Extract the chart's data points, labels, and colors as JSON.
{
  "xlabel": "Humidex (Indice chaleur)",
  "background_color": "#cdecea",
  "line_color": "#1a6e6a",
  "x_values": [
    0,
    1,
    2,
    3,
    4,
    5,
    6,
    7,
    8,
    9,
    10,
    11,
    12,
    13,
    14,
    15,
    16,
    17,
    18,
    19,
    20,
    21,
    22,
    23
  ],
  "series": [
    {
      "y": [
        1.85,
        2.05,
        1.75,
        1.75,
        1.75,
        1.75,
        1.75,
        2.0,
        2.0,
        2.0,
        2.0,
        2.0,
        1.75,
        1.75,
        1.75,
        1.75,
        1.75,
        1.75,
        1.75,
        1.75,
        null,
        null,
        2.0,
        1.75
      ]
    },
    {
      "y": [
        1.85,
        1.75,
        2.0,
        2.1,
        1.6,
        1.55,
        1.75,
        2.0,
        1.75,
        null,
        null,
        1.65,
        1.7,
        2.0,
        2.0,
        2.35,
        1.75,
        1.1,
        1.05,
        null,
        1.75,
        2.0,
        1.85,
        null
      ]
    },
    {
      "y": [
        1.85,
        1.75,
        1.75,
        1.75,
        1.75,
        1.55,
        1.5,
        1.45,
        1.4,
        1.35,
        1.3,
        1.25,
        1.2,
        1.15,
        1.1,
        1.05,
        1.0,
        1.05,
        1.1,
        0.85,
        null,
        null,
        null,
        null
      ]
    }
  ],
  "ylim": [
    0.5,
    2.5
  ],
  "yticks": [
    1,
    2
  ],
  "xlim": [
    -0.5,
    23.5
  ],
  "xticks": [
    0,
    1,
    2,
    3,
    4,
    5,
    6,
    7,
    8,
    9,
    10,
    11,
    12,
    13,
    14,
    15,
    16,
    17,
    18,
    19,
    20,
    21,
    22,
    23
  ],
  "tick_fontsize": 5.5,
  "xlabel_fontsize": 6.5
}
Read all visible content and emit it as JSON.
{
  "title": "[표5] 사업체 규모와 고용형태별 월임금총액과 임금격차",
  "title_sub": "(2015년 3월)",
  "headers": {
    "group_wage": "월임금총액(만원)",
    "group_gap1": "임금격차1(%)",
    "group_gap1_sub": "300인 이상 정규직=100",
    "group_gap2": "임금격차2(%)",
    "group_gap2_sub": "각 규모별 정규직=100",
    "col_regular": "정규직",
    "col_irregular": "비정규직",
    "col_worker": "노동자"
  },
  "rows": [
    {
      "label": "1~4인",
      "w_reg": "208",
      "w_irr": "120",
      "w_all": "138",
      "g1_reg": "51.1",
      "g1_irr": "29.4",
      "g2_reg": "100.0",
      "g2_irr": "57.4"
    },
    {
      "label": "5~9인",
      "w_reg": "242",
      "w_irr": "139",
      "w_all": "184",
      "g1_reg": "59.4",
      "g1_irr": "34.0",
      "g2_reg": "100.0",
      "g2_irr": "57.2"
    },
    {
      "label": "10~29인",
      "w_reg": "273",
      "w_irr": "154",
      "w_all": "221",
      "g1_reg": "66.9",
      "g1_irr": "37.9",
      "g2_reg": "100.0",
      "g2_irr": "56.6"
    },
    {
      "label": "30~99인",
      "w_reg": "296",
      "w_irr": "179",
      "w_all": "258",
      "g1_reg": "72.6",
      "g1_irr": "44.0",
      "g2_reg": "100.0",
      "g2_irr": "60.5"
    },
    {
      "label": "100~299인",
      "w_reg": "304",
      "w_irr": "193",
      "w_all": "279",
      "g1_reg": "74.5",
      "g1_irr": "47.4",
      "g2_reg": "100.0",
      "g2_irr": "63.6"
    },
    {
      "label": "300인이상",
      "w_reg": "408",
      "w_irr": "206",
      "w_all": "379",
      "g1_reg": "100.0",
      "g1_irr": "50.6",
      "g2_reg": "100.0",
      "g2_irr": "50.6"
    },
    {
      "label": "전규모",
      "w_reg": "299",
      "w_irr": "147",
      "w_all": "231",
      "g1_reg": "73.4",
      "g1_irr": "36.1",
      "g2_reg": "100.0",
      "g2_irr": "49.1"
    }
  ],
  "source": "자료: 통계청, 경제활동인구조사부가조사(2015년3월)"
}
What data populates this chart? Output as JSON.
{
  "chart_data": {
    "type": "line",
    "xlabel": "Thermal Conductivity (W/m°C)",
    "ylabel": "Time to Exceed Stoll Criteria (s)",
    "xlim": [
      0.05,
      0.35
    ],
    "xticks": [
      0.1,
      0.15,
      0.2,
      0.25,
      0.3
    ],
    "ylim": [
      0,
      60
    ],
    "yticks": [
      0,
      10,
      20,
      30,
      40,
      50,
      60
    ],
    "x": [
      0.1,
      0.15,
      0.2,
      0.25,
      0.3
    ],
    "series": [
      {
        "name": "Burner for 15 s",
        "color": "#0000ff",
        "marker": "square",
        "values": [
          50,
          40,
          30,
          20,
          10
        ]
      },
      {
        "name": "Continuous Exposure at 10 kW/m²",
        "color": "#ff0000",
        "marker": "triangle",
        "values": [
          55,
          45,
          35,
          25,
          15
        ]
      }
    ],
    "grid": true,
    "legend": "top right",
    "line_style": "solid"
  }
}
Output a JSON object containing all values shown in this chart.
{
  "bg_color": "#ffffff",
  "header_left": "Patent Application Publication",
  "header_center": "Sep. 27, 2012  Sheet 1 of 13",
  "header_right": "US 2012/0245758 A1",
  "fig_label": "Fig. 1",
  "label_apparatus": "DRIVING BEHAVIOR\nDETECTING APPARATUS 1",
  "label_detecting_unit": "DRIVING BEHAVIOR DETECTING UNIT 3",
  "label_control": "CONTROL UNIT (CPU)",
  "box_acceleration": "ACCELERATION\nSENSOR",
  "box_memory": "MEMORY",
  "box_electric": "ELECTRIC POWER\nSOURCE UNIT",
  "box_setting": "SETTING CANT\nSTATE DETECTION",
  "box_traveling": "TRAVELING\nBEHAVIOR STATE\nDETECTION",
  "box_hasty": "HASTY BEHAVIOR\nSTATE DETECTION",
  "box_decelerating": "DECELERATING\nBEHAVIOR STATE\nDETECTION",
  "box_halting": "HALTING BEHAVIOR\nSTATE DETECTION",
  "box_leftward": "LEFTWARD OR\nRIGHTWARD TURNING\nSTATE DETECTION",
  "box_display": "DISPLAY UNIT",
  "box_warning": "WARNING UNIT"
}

◆ WHAT IS ASKED
Copy out the lines starting at the one containing "Output a JSON" and ending with the last line of the entries. Include nothing else.

◆ COMPLETE OUTPUT
Output a JSON object containing all values shown in this chart.
{
  "bg_color": "#ffffff",
  "header_left": "Patent Application Publication",
  "header_center": "Sep. 27, 2012  Sheet 1 of 13",
  "header_right": "US 2012/0245758 A1",
  "fig_label": "Fig. 1",
  "label_apparatus": "DRIVING BEHAVIOR\nDETECTING APPARATUS 1",
  "label_detecting_unit": "DRIVING BEHAVIOR DETECTING UNIT 3",
  "label_control": "CONTROL UNIT (CPU)",
  "box_acceleration": "ACCELERATION\nSENSOR",
  "box_memory": "MEMORY",
  "box_electric": "ELECTRIC POWER\nSOURCE UNIT",
  "box_setting": "SETTING CANT\nSTATE DETECTION",
  "box_traveling": "TRAVELING\nBEHAVIOR STATE\nDETECTION",
  "box_hasty": "HASTY BEHAVIOR\nSTATE DETECTION",
  "box_decelerating": "DECELERATING\nBEHAVIOR STATE\nDETECTION",
  "box_halting": "HALTING BEHAVIOR\nSTATE DETECTION",
  "box_leftward": "LEFTWARD OR\nRIGHTWARD TURNING\nSTATE DETECTION",
  "box_display": "DISPLAY UNIT",
  "box_warning": "WARNING UNIT"
}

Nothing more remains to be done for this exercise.